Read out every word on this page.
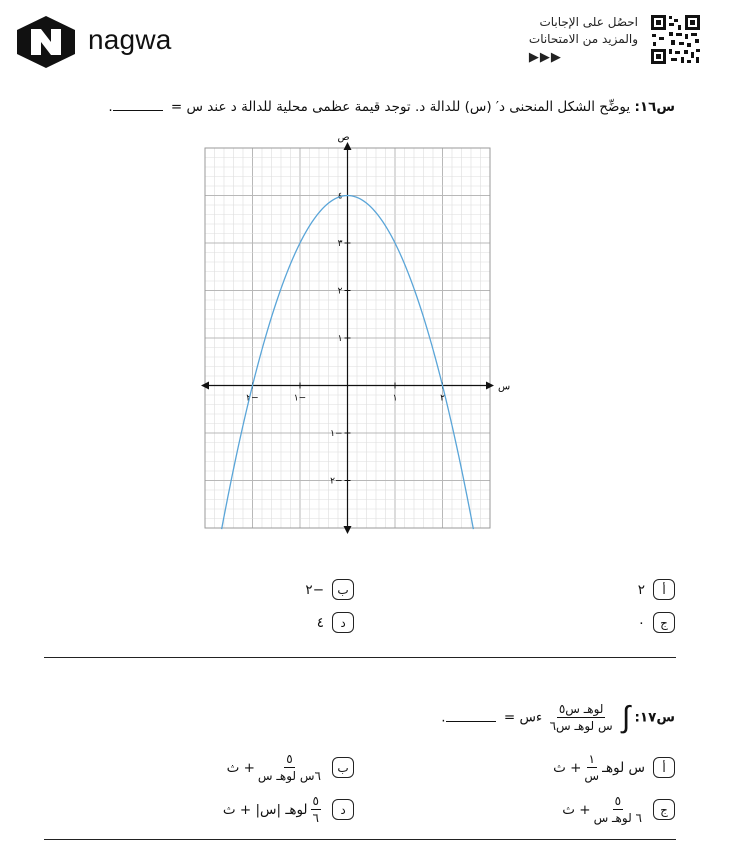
nagwa
احصُل على الإجابات
والمزيد من الامتحانات
▶▶▶
س١٦: يوضِّح الشكل المنحنى د′ (س) للدالة د. توجد قيمة عظمى محلية للدالة د عند س = .
س
ص
٢−	١−	١	٢
٤
٣
٢
١
١−
٢−
أ
٢
ب
−٢
ج
٠
د
٤
س١٧: ∫
$\frac{\text{لو‌هـ س٥}}{\text{س لو‌هـ س٦}}$
ءس = .
أ
س لو‌هـ
$\frac{١}{\text{س}}$
+ ث
ب
$\frac{٥}{\text{٦س لو‌هـ س}}$
+ ث
ج
$\frac{٥}{\text{٦ لو‌هـ س}}$
+ ث
د
$\frac{٥}{٦}$
لو‌هـ |س| + ث
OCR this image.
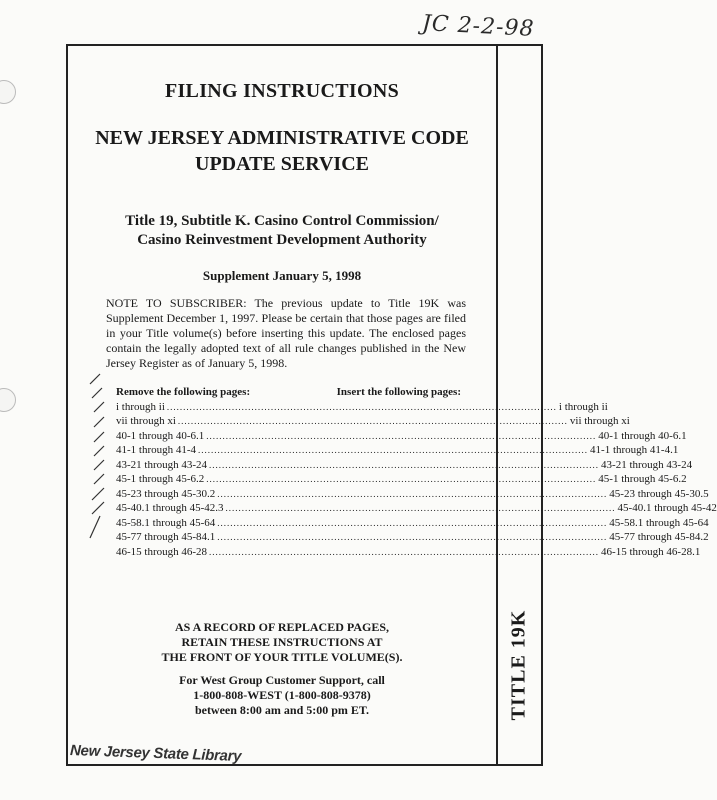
JC 2-2-98
TITLE 19K

FILING INSTRUCTIONS

NEW JERSEY ADMINISTRATIVE CODE
UPDATE SERVICE
Title 19, Subtitle K. Casino Control Commission/
Casino Reinvestment Development Authority

Supplement January 5, 1998

NOTE TO SUBSCRIBER: The previous update to Title 19K was Supplement December 1, 1997. Please be certain that those pages are filed in your Title volume(s) before inserting this update. The enclosed pages contain the legally adopted text of all rule changes published in the New Jersey Register as of January 5, 1998.

Remove the following pages:	Insert the following pages:
i through ii ........................................................................................................................ i through ii
vii through xi ........................................................................................................................ vii through xi
40-1 through 40-6.1 ........................................................................................................................ 40-1 through 40-6.1
41-1 through 41-4 ........................................................................................................................ 41-1 through 41-4.1
43-21 through 43-24 ........................................................................................................................ 43-21 through 43-24
45-1 through 45-6.2 ........................................................................................................................ 45-1 through 45-6.2
45-23 through 45-30.2 ........................................................................................................................ 45-23 through 45-30.5
45-40.1 through 45-42.3 ........................................................................................................................ 45-40.1 through 45-42
45-58.1 through 45-64 ........................................................................................................................ 45-58.1 through 45-64
45-77 through 45-84.1 ........................................................................................................................ 45-77 through 45-84.2
46-15 through 46-28 ........................................................................................................................ 46-15 through 46-28.1
AS A RECORD OF REPLACED PAGES,
RETAIN THESE INSTRUCTIONS AT
THE FRONT OF YOUR TITLE VOLUME(S).
For West Group Customer Support, call
1-800-808-WEST (1-800-808-9378)
between 8:00 am and 5:00 pm ET.
New Jersey State Library
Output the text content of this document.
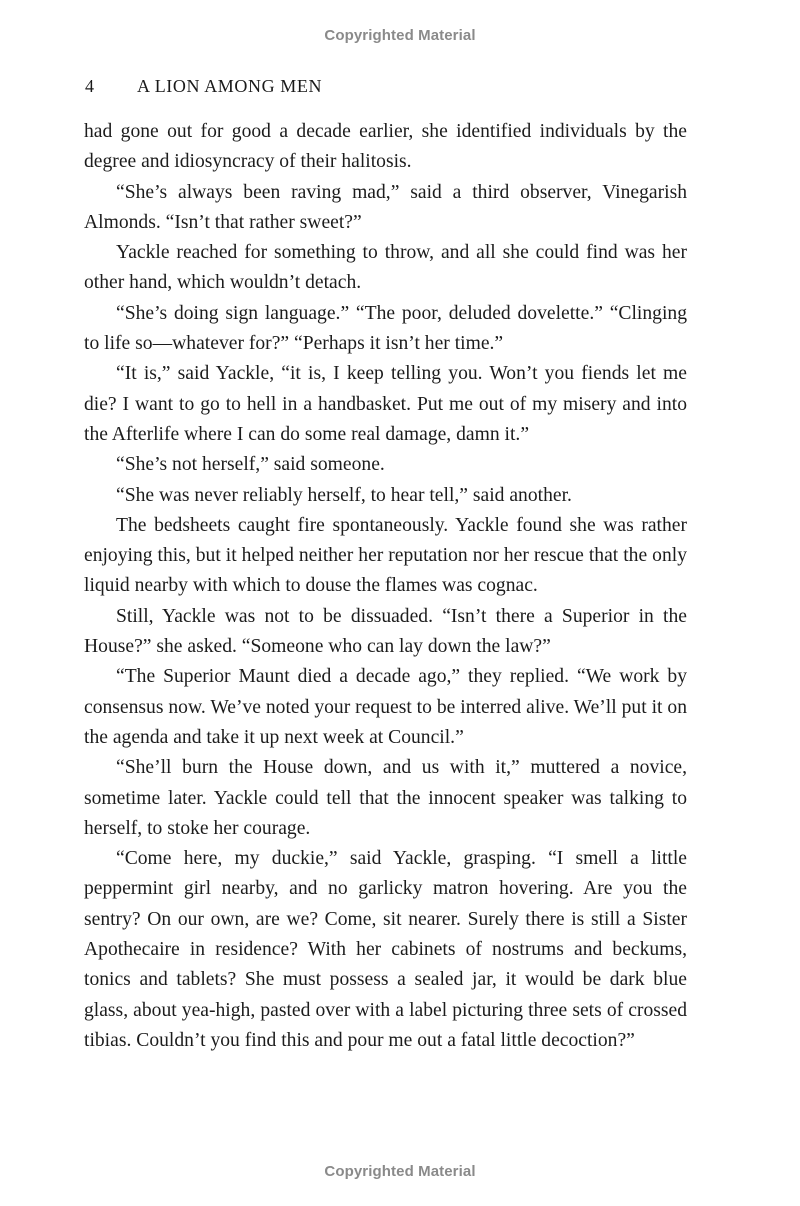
Copyrighted Material
4 A LION AMONG MEN

had gone out for good a decade earlier, she identified individuals by the degree and idiosyncracy of their halitosis.

“She’s always been raving mad,” said a third observer, Vinegarish Almonds. “Isn’t that rather sweet?”

Yackle reached for something to throw, and all she could find was her other hand, which wouldn’t detach.

“She’s doing sign language.” “The poor, deluded dovelette.” “Clinging to life so—whatever for?” “Perhaps it isn’t her time.”

“It is,” said Yackle, “it is, I keep telling you. Won’t you fiends let me die? I want to go to hell in a handbasket. Put me out of my misery and into the Afterlife where I can do some real damage, damn it.”

“She’s not herself,” said someone.

“She was never reliably herself, to hear tell,” said another.

The bedsheets caught fire spontaneously. Yackle found she was rather enjoying this, but it helped neither her reputation nor her rescue that the only liquid nearby with which to douse the flames was cognac.

Still, Yackle was not to be dissuaded. “Isn’t there a Superior in the House?” she asked. “Someone who can lay down the law?”

“The Superior Maunt died a decade ago,” they replied. “We work by consensus now. We’ve noted your request to be interred alive. We’ll put it on the agenda and take it up next week at Council.”

“She’ll burn the House down, and us with it,” muttered a novice, sometime later. Yackle could tell that the innocent speaker was talking to herself, to stoke her courage.

“Come here, my duckie,” said Yackle, grasping. “I smell a little peppermint girl nearby, and no garlicky matron hovering. Are you the sentry? On our own, are we? Come, sit nearer. Surely there is still a Sister Apothecaire in residence? With her cabinets of nostrums and beckums, tonics and tablets? She must possess a sealed jar, it would be dark blue glass, about yea-high, pasted over with a label picturing three sets of crossed tibias. Couldn’t you find this and pour me out a fatal little decoction?”

Copyrighted Material
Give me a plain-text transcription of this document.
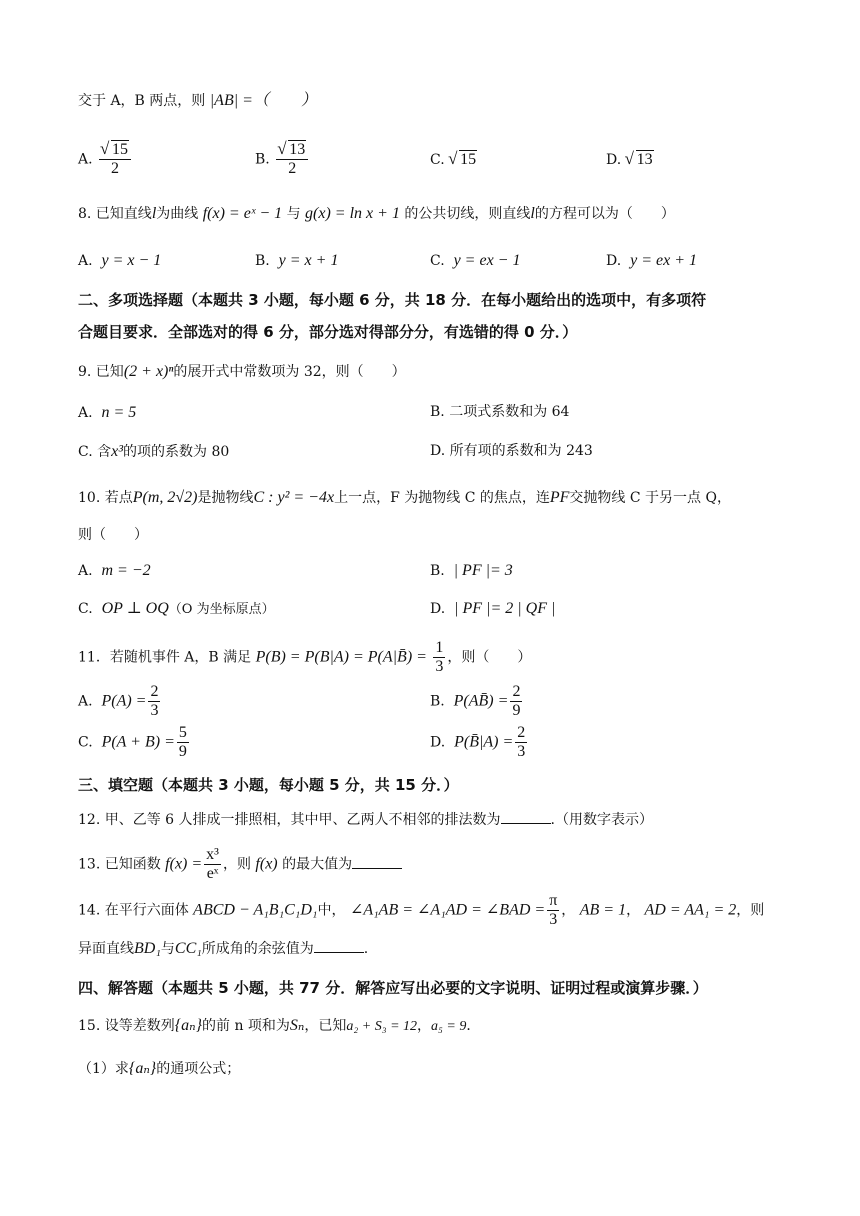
交于 A，B 两点，则 |AB| =（　　）
A. √ $\frac{15}{2}$	B. √ $\frac{13}{2}$	C. √ 15	D. √ 13
8. 已知直线l为曲线 f(x) = eˣ − 1 与 g(x) = ln x + 1 的公共切线，则直线l的方程可以为（　　）
A. y = x − 1	B. y = x + 1	C. y = ex − 1	D. y = ex + 1
二、多项选择题（本题共 3 小题，每小题 6 分，共 18 分．在每小题给出的选项中，有多项符
合题目要求．全部选对的得 6 分，部分选对得部分分，有选错的得 0 分．）
9. 已知(2 + x)ⁿ的展开式中常数项为 32，则（　　）
A. n = 5	B. 二项式系数和为 64
C. 含x³的项的系数为 80	D. 所有项的系数和为 243
10. 若点P(m, 2√2)是抛物线C : y² = −4x上一点，F 为抛物线 C 的焦点，连PF交抛物线 C 于另一点 Q，
则（　　）
A. m = −2	B. | PF |= 3
C. OP ⊥ OQ（O 为坐标原点）	D. | PF |= 2 | QF |
11．若随机事件 A，B 满足 P(B) = P(B|A) = P(A|B̄) = $\frac{1}{3}$ ，则（　　）
A. $P(A) = \frac{2}{3}$	B. P(AB̄) = $\frac{2}{9}$
C. $P(A + B) = \frac{5}{9}$	D. P(B̄|A) = $\frac{2}{3}$
三、填空题（本题共 3 小题，每小题 5 分，共 15 分．）
12. 甲、乙等 6 人排成一排照相，其中甲、乙两人不相邻的排法数为	.（用数字表示）
13. 已知函数 $f(x) = \frac{\text{x³}}{\text{eˣ}}$ ，则 f(x) 的最大值为
14. 在平行六面体 ABCD − A₁B₁C₁D₁中， ∠A₁AB = ∠A₁AD = ∠BAD = $\frac{\pi}{3}$ ， AB = 1， AD = AA₁ = 2，则
异面直线BD₁与CC₁所成角的余弦值为	.
四、解答题（本题共 5 小题，共 77 分．解答应写出必要的文字说明、证明过程或演算步骤．）
15. 设等差数列{aₙ}的前 n 项和为Sₙ，已知a₂ + S₃ = 12，a₅ = 9．
（1）求{aₙ}的通项公式；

> **AIM OF THE TASK**:
Find each line in the records holding the string "January" and show it.

> **COMPLETE OUTPUT**:
Supplement January 5, 1998
NOTE TO SUBSCRIBER: The previous update to Title 19K was Supplement December 1, 1997. Please be certain that those pages are filed in your Title volume(s) before inserting this update. The enclosed pages contain the legally adopted text of all rule changes published in the New Jersey Register as of January 5, 1998.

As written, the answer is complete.